- _Work to be completed_
Reproduce the listing exactly, with no pictures in your copy.

==== Data provided

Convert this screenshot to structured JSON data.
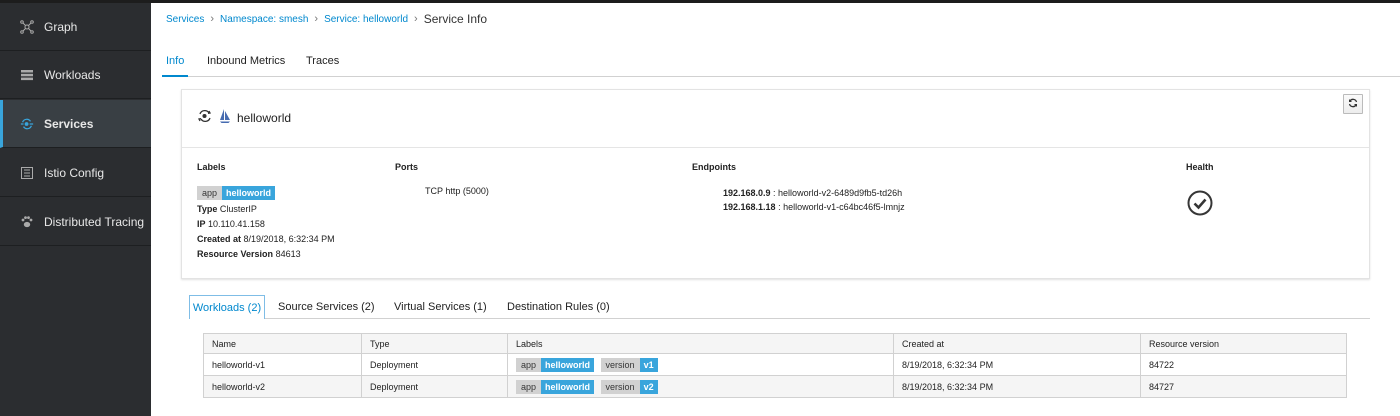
{
  "sidebar": {
    "items": [
      {
        "label": "Graph",
        "icon": "graph-icon",
        "active": false
      },
      {
        "label": "Workloads",
        "icon": "workloads-icon",
        "active": false
      },
      {
        "label": "Services",
        "icon": "services-icon",
        "active": true
      },
      {
        "label": "Istio Config",
        "icon": "istio-config-icon",
        "active": false
      },
      {
        "label": "Distributed Tracing",
        "icon": "paw-icon",
        "active": false
      }
    ]
  },
  "breadcrumb": {
    "services": "Services",
    "namespace": "Namespace: smesh",
    "service": "Service: helloworld",
    "current": "Service Info"
  },
  "tabs": [
    "Info",
    "Inbound Metrics",
    "Traces"
  ],
  "service": {
    "name": "helloworld",
    "headers": {
      "labels": "Labels",
      "ports": "Ports",
      "endpoints": "Endpoints",
      "health": "Health"
    },
    "label_key": "app",
    "label_value": "helloworld",
    "type_label": "Type",
    "type_value": "ClusterIP",
    "ip_label": "IP",
    "ip_value": "10.110.41.158",
    "created_label": "Created at",
    "created_value": "8/19/2018, 6:32:34 PM",
    "resver_label": "Resource Version",
    "resver_value": "84613",
    "port": "TCP http (5000)",
    "endpoints": [
      {
        "ip": "192.168.0.9",
        "name": " : helloworld-v2-6489d9fb5-td26h"
      },
      {
        "ip": "192.168.1.18",
        "name": " : helloworld-v1-c64bc46f5-lmnjz"
      }
    ]
  },
  "lower_tabs": [
    "Workloads (2)",
    "Source Services (2)",
    "Virtual Services (1)",
    "Destination Rules (0)"
  ],
  "workloads": {
    "columns": [
      "Name",
      "Type",
      "Labels",
      "Created at",
      "Resource version"
    ],
    "rows": [
      {
        "name": "helloworld-v1",
        "type": "Deployment",
        "app_key": "app",
        "app_val": "helloworld",
        "ver_key": "version",
        "ver_val": "v1",
        "created": "8/19/2018, 6:32:34 PM",
        "version": "84722"
      },
      {
        "name": "helloworld-v2",
        "type": "Deployment",
        "app_key": "app",
        "app_val": "helloworld",
        "ver_key": "version",
        "ver_val": "v2",
        "created": "8/19/2018, 6:32:34 PM",
        "version": "84727"
      }
    ]
  },
  "colors": {
    "accent": "#0088ce",
    "badge_value": "#39a5dc",
    "sidebar": "#2b2d30"
  }
}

========

- _Response_
Convert this screenshot to structured JSON data.
{
  "sidebar": {
    "items": [
      {
        "label": "Graph",
        "icon": "graph-icon",
        "active": false
      },
      {
        "label": "Workloads",
        "icon": "workloads-icon",
        "active": false
      },
      {
        "label": "Services",
        "icon": "services-icon",
        "active": true
      },
      {
        "label": "Istio Config",
        "icon": "istio-config-icon",
        "active": false
      },
      {
        "label": "Distributed Tracing",
        "icon": "paw-icon",
        "active": false
      }
    ]
  },
  "breadcrumb": {
    "services": "Services",
    "namespace": "Namespace: smesh",
    "service": "Service: helloworld",
    "current": "Service Info"
  },
  "tabs": [
    "Info",
    "Inbound Metrics",
    "Traces"
  ],
  "service": {
    "name": "helloworld",
    "headers": {
      "labels": "Labels",
      "ports": "Ports",
      "endpoints": "Endpoints",
      "health": "Health"
    },
    "label_key": "app",
    "label_value": "helloworld",
    "type_label": "Type",
    "type_value": "ClusterIP",
    "ip_label": "IP",
    "ip_value": "10.110.41.158",
    "created_label": "Created at",
    "created_value": "8/19/2018, 6:32:34 PM",
    "resver_label": "Resource Version",
    "resver_value": "84613",
    "port": "TCP http (5000)",
    "endpoints": [
      {
        "ip": "192.168.0.9",
        "name": " : helloworld-v2-6489d9fb5-td26h"
      },
      {
        "ip": "192.168.1.18",
        "name": " : helloworld-v1-c64bc46f5-lmnjz"
      }
    ]
  },
  "lower_tabs": [
    "Workloads (2)",
    "Source Services (2)",
    "Virtual Services (1)",
    "Destination Rules (0)"
  ],
  "workloads": {
    "columns": [
      "Name",
      "Type",
      "Labels",
      "Created at",
      "Resource version"
    ],
    "rows": [
      {
        "name": "helloworld-v1",
        "type": "Deployment",
        "app_key": "app",
        "app_val": "helloworld",
        "ver_key": "version",
        "ver_val": "v1",
        "created": "8/19/2018, 6:32:34 PM",
        "version": "84722"
      },
      {
        "name": "helloworld-v2",
        "type": "Deployment",
        "app_key": "app",
        "app_val": "helloworld",
        "ver_key": "version",
        "ver_val": "v2",
        "created": "8/19/2018, 6:32:34 PM",
        "version": "84727"
      }
    ]
  },
  "colors": {
    "accent": "#0088ce",
    "badge_value": "#39a5dc",
    "sidebar": "#2b2d30"
  }
}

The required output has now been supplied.